(ENTRIES SUPPLIED)
>> Begin

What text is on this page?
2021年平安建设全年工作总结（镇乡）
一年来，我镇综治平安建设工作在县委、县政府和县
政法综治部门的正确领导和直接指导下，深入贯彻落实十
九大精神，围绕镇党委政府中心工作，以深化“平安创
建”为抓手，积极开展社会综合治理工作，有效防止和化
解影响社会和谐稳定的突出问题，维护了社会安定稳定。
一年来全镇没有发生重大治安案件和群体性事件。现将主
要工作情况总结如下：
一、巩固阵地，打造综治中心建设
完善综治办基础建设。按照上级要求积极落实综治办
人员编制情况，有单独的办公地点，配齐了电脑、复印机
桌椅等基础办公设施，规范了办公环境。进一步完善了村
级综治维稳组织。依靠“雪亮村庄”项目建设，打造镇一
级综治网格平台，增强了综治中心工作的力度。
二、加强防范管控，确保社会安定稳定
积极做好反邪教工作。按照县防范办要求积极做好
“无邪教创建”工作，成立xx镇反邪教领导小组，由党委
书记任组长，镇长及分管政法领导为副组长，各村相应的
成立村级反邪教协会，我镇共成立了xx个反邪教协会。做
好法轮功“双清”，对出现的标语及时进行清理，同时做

>> End

(TASK BRIEF)
Type the material above out again, exactly.

(RIGHT ANSWER)
What text is on this page?
2021年平安建设全年工作总结（镇乡）
一年来，我镇综治平安建设工作在县委、县政府和县
政法综治部门的正确领导和直接指导下，深入贯彻落实十
九大精神，围绕镇党委政府中心工作，以深化“平安创
建”为抓手，积极开展社会综合治理工作，有效防止和化
解影响社会和谐稳定的突出问题，维护了社会安定稳定。
一年来全镇没有发生重大治安案件和群体性事件。现将主
要工作情况总结如下：
一、巩固阵地，打造综治中心建设
完善综治办基础建设。按照上级要求积极落实综治办
人员编制情况，有单独的办公地点，配齐了电脑、复印机
桌椅等基础办公设施，规范了办公环境。进一步完善了村
级综治维稳组织。依靠“雪亮村庄”项目建设，打造镇一
级综治网格平台，增强了综治中心工作的力度。
二、加强防范管控，确保社会安定稳定
积极做好反邪教工作。按照县防范办要求积极做好
“无邪教创建”工作，成立xx镇反邪教领导小组，由党委
书记任组长，镇长及分管政法领导为副组长，各村相应的
成立村级反邪教协会，我镇共成立了xx个反邪教协会。做
好法轮功“双清”，对出现的标语及时进行清理，同时做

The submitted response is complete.